_Task details:_ Copy out the listing that follows exactly, dropping every picture.

[Dataset entries]

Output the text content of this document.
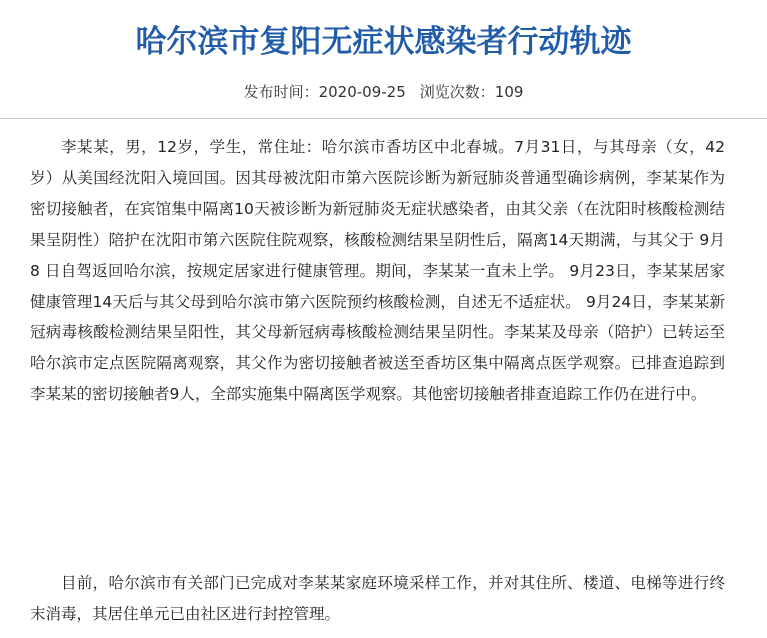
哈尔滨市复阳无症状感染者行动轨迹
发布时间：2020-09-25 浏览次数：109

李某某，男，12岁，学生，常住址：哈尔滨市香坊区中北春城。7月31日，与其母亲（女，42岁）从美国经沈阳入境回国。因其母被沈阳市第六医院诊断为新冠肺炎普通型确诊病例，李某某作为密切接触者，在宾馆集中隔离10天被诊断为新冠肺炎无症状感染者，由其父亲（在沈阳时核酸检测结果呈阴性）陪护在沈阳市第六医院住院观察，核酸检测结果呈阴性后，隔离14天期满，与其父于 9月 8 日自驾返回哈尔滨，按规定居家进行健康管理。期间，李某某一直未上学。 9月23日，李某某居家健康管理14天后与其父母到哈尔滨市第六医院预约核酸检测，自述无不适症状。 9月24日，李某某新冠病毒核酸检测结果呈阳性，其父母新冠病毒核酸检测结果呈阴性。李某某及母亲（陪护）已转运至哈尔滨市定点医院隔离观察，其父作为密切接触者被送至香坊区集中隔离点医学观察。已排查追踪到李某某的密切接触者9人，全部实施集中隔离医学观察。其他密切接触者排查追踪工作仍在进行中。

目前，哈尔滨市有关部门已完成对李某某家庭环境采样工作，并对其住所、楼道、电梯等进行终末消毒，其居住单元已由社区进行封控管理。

_Output below:_
Output the text content of this document.
哈尔滨市复阳无症状感染者行动轨迹
发布时间：2020-09-25 浏览次数：109

李某某，男，12岁，学生，常住址：哈尔滨市香坊区中北春城。7月31日，与其母亲（女，42岁）从美国经沈阳入境回国。因其母被沈阳市第六医院诊断为新冠肺炎普通型确诊病例，李某某作为密切接触者，在宾馆集中隔离10天被诊断为新冠肺炎无症状感染者，由其父亲（在沈阳时核酸检测结果呈阴性）陪护在沈阳市第六医院住院观察，核酸检测结果呈阴性后，隔离14天期满，与其父于 9月 8 日自驾返回哈尔滨，按规定居家进行健康管理。期间，李某某一直未上学。 9月23日，李某某居家健康管理14天后与其父母到哈尔滨市第六医院预约核酸检测，自述无不适症状。 9月24日，李某某新冠病毒核酸检测结果呈阳性，其父母新冠病毒核酸检测结果呈阴性。李某某及母亲（陪护）已转运至哈尔滨市定点医院隔离观察，其父作为密切接触者被送至香坊区集中隔离点医学观察。已排查追踪到李某某的密切接触者9人，全部实施集中隔离医学观察。其他密切接触者排查追踪工作仍在进行中。

目前，哈尔滨市有关部门已完成对李某某家庭环境采样工作，并对其住所、楼道、电梯等进行终末消毒，其居住单元已由社区进行封控管理。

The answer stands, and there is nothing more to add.